What is being asked:
How many of the rows below contain the word "Limit"? Reply with the number alone.

Data lines:
□ □ □ □ □

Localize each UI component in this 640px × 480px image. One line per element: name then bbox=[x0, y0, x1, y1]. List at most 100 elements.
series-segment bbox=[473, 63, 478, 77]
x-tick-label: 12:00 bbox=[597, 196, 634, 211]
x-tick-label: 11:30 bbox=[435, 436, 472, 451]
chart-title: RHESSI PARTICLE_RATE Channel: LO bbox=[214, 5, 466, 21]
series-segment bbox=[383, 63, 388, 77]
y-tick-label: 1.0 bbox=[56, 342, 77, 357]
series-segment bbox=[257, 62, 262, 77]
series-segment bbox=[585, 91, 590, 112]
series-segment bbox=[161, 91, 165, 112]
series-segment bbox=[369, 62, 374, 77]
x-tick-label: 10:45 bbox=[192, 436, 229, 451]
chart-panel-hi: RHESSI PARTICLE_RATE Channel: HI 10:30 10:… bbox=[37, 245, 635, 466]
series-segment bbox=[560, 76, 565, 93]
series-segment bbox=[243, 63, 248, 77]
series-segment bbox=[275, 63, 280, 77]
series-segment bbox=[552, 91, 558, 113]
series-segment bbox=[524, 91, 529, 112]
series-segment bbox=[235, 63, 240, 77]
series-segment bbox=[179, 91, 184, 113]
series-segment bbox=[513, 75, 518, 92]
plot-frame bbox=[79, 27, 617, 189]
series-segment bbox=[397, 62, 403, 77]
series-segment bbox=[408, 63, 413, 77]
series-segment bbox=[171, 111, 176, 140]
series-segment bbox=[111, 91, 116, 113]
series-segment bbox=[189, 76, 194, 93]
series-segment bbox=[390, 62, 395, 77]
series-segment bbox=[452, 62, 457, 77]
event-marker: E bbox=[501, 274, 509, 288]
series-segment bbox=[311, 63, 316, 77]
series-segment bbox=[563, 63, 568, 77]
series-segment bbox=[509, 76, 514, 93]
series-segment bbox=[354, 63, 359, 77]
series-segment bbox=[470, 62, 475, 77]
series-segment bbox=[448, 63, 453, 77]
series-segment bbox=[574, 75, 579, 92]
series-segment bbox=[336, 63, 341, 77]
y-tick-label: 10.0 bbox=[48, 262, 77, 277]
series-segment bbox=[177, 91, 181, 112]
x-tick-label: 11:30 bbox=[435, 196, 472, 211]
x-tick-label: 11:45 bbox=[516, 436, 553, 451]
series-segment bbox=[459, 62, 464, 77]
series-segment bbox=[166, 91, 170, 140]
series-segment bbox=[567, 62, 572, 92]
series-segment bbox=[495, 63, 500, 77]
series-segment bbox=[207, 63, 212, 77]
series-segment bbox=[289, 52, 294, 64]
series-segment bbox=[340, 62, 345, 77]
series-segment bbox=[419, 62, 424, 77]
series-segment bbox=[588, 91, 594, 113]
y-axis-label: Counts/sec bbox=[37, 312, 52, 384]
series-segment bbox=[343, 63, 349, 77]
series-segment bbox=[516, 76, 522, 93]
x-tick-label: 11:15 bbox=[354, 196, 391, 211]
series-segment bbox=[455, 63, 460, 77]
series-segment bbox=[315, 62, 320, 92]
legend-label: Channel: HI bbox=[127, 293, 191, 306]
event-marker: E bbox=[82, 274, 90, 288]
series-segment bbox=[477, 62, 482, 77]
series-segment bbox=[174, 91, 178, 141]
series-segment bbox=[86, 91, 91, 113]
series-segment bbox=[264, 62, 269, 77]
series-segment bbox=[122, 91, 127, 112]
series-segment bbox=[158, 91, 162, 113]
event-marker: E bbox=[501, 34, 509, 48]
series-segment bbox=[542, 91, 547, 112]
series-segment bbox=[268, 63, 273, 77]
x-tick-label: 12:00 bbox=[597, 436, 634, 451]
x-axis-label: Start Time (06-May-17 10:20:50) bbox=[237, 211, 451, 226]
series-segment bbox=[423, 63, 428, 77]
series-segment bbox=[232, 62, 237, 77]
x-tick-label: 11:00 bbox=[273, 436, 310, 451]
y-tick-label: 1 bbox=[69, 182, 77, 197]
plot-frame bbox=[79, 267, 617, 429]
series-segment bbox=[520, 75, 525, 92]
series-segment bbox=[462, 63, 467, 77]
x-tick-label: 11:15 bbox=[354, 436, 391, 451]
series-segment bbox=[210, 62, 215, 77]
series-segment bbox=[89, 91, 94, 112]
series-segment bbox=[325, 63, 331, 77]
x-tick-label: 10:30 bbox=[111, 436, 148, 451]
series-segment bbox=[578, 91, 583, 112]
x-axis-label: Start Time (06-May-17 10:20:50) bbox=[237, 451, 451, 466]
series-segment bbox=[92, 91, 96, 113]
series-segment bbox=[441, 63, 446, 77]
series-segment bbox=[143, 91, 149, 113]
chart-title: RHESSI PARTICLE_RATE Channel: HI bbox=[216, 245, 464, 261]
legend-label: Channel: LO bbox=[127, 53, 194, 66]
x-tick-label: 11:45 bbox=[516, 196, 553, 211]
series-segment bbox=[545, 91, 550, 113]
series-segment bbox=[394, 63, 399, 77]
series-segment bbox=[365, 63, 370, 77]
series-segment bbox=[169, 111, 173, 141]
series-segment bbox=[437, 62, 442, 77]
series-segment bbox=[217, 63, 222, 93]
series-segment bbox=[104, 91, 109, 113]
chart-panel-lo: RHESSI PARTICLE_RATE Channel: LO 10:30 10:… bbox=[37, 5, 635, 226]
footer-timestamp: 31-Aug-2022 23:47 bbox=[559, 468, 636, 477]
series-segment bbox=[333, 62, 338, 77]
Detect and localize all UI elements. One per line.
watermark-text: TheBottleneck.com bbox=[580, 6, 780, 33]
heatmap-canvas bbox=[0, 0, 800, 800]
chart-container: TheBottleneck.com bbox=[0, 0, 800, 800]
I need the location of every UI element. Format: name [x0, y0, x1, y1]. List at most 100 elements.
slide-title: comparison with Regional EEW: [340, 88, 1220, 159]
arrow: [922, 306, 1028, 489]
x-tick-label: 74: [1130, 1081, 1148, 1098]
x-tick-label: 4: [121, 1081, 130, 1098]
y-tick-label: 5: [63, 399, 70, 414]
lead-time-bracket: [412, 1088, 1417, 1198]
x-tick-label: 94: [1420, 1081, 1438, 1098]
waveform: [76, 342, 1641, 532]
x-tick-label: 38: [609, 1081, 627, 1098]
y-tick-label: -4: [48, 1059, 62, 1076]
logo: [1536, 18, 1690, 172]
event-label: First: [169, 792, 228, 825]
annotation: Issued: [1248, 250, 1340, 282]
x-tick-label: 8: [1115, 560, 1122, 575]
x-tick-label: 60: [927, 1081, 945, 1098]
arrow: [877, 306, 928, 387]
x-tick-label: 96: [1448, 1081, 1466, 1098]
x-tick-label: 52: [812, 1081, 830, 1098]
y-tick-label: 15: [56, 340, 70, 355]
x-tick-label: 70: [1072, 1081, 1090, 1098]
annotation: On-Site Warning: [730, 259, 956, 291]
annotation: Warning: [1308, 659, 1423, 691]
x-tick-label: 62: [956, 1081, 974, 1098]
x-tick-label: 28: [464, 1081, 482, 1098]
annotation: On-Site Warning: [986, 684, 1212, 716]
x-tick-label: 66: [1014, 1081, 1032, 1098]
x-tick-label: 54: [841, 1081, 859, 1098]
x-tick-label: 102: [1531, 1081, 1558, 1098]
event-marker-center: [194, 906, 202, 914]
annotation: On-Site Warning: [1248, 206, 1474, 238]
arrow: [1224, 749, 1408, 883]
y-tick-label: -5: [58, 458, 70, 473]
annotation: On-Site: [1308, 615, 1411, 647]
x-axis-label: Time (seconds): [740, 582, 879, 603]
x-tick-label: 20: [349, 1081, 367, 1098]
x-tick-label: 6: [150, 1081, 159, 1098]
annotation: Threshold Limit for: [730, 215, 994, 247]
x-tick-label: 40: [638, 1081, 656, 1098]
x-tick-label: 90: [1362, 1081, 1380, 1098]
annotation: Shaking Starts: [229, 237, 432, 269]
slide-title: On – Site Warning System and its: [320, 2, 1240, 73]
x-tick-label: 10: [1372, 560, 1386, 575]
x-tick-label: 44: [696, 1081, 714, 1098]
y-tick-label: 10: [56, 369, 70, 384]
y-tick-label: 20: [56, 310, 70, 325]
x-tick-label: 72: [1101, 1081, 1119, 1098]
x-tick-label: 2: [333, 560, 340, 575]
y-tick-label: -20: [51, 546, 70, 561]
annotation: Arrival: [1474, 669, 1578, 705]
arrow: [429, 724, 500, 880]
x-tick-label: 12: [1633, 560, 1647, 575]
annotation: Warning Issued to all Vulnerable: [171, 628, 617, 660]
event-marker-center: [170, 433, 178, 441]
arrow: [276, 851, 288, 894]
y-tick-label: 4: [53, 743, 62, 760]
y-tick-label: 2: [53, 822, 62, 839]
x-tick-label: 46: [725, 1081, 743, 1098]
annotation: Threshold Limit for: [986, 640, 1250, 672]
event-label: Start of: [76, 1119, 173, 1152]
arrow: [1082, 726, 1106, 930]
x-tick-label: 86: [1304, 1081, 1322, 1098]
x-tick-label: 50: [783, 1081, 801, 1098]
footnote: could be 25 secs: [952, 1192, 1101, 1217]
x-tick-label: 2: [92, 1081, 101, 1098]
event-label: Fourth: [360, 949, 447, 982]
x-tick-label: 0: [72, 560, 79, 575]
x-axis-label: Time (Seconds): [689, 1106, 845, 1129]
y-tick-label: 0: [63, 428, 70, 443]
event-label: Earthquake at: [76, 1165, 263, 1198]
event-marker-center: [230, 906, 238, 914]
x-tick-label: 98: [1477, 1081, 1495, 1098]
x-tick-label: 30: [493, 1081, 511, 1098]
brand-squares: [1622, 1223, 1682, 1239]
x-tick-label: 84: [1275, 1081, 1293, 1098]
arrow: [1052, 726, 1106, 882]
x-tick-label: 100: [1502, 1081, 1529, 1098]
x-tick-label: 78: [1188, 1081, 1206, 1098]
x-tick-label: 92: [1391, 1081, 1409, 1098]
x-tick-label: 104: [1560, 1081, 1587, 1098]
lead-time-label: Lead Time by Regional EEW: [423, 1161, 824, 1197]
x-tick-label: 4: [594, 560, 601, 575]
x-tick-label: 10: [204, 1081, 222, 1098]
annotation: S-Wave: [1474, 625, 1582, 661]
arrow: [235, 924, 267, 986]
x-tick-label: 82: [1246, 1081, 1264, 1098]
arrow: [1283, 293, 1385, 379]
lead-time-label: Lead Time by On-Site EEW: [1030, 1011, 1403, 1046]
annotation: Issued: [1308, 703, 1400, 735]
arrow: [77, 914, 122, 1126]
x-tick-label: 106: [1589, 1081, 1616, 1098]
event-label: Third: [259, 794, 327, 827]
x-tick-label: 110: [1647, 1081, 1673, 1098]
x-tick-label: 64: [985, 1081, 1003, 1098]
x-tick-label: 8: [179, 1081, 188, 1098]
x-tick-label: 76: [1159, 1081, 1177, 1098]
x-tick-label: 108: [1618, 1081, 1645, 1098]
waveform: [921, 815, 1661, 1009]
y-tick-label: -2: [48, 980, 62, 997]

□ □ □ □ □

Output of the task:
2